**Texto para revisar:**

La abrumadora aprobación en Diputados del acuerdo con el FMI abre múltiples lecturas políticas, deja heridos en el Gobierno y, a su vez, plantea dudas acerca de la capacidad de que sea gestionado por el equipo económico.

La grieta en el oficialismo es evidente, y si una votación similar se replicara la semana próxima en el Senado, la sustentabilidad de la coalición oficialista se haría aún más compleja en lo que resta de la gestión Fernández. Ante un escenario de ruptura, el cumplimiento del programa con el Fondo se volverá complicadísimo.

El acuerdo está basado en metas fiscales, monetarias y de acumulación de reservas netas, todas bajo monitoreo trimestral del  organismo. Únicamente al ser aprobadas llegarán los desembolsos para cubrir los servicios de deuda. Los primeros números para revisar serán los de finales de marzo. En abril, entonces, vendría la primera misión.

Es en el frente fiscal donde aparecen los mayores desafíos, tanto por las fuertes subas de los precios internacionales de la energía como por las condicionalidades del propio acuerdo.

Entre otras, la obligación de congelar la llamada "deuda flotante", un típico mecanismo de la administración pública para pisar el gasto y pasarlo como deuda de un año al otro. En favor del Gobierno, se incluye la posibilidad de aumentar el déficit en 0,2% del PIB en tanto se destine a financiar obras públicas a través de organismos multilaterales de crédito.

**Preguntas de estudio:**
• A. Responda estas preguntas sobre el texto del acuerdo con el FMI:
(i) ¿Con qué periodicidad monitorea el organismo las metas del acuerdo?
(ii) ¿En qué mes vendría la primera misión?
(iii) ¿En cuánto se puede aumentar el déficit y con qué condición?
• B. Escriba cómo sigue el texto del acuerdo con el FMI a partir del punto en que termina.
Las entradas provienen de otra fuente.

**Entradas aportadas:**
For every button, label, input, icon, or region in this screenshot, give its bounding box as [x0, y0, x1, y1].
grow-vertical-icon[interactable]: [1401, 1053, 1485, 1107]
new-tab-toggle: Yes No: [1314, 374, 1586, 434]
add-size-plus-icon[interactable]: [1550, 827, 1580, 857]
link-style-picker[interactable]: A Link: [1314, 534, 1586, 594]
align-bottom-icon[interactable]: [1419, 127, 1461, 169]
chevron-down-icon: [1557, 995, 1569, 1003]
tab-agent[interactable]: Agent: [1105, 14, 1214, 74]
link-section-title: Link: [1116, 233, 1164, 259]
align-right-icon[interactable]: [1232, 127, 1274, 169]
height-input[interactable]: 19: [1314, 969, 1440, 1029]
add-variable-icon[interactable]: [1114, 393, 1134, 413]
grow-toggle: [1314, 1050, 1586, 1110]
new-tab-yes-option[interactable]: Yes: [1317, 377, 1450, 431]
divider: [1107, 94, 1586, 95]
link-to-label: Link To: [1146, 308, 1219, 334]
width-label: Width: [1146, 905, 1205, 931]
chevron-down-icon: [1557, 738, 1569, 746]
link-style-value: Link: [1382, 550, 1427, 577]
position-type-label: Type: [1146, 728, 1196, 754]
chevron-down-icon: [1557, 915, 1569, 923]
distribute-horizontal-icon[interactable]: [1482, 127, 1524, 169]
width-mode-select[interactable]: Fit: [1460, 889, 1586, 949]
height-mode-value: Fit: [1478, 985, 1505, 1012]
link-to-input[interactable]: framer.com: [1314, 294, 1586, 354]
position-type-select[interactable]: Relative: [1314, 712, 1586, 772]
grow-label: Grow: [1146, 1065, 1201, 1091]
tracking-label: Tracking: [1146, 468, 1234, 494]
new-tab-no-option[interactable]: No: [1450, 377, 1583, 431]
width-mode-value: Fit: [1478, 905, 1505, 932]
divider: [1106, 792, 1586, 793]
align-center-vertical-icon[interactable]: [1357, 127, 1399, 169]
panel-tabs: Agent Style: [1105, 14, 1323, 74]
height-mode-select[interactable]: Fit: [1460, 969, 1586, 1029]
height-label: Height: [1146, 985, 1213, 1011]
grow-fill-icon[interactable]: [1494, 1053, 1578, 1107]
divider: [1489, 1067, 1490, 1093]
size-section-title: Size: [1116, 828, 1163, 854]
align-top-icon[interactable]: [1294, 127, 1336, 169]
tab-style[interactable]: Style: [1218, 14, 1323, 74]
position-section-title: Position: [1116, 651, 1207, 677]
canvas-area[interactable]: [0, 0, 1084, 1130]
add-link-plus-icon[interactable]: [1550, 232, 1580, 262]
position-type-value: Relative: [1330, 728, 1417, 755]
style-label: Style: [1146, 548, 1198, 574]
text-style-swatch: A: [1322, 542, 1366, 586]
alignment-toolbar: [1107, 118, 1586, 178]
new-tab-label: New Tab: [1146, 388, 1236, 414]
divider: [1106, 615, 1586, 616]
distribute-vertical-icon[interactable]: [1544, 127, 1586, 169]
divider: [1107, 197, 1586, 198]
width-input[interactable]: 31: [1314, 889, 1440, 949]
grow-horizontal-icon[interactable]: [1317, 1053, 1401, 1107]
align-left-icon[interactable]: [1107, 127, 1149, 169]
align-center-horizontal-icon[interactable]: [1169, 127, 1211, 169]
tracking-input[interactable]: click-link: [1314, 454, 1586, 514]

**Respuestas por tarea:**
• A.
(i) Trimestralmente.
(ii) En abril.
(iii) En 0,2% del PIB, siempre que se destine a financiar obras públicas a través de organismos multilaterales de crédito.

• B.
Con los actuales precios del gas en el mundo será muy difícil reducir el gasto en subsidios energéticos, uno de los objetivos centrales del programa. El propio Fondo habló de una disminución de 0,6% del producto. La cuestión básica es que las tarifas apuntan a crecer por debajo de la inflación de acuerdo con el esquema de segmentación acordado para los aumentos.

Mayores costos de generación energética y tarifas que no cubren la inflación impiden el ahorro fiscal. Con todo, el Gobierno tiene un as en la manga para aliviar el cuadro: los gastos por Covid-19 en 2021 representaron 1,5% del PIB, algo más de la mitad destinado a vacunas. Si la pandemia desaparece, allí habría algún margen para recortar.

Es un acuerdo realista, pensado para evitar una crisis en el corto plazo y en el cual prácticamente la totalidad del escaso
financiamiento neto está concentrado en 2022 y 2023. A diferencia del stand-by de 2018, no hay disponibilidad de fondos frescos de una magnitud tal que habilite una masiva salida de capitales como ocurrió entonces. El cepo, a diferencia de los tiempos de libertad cambiaria de Mauricio Macri, impide ese proceso.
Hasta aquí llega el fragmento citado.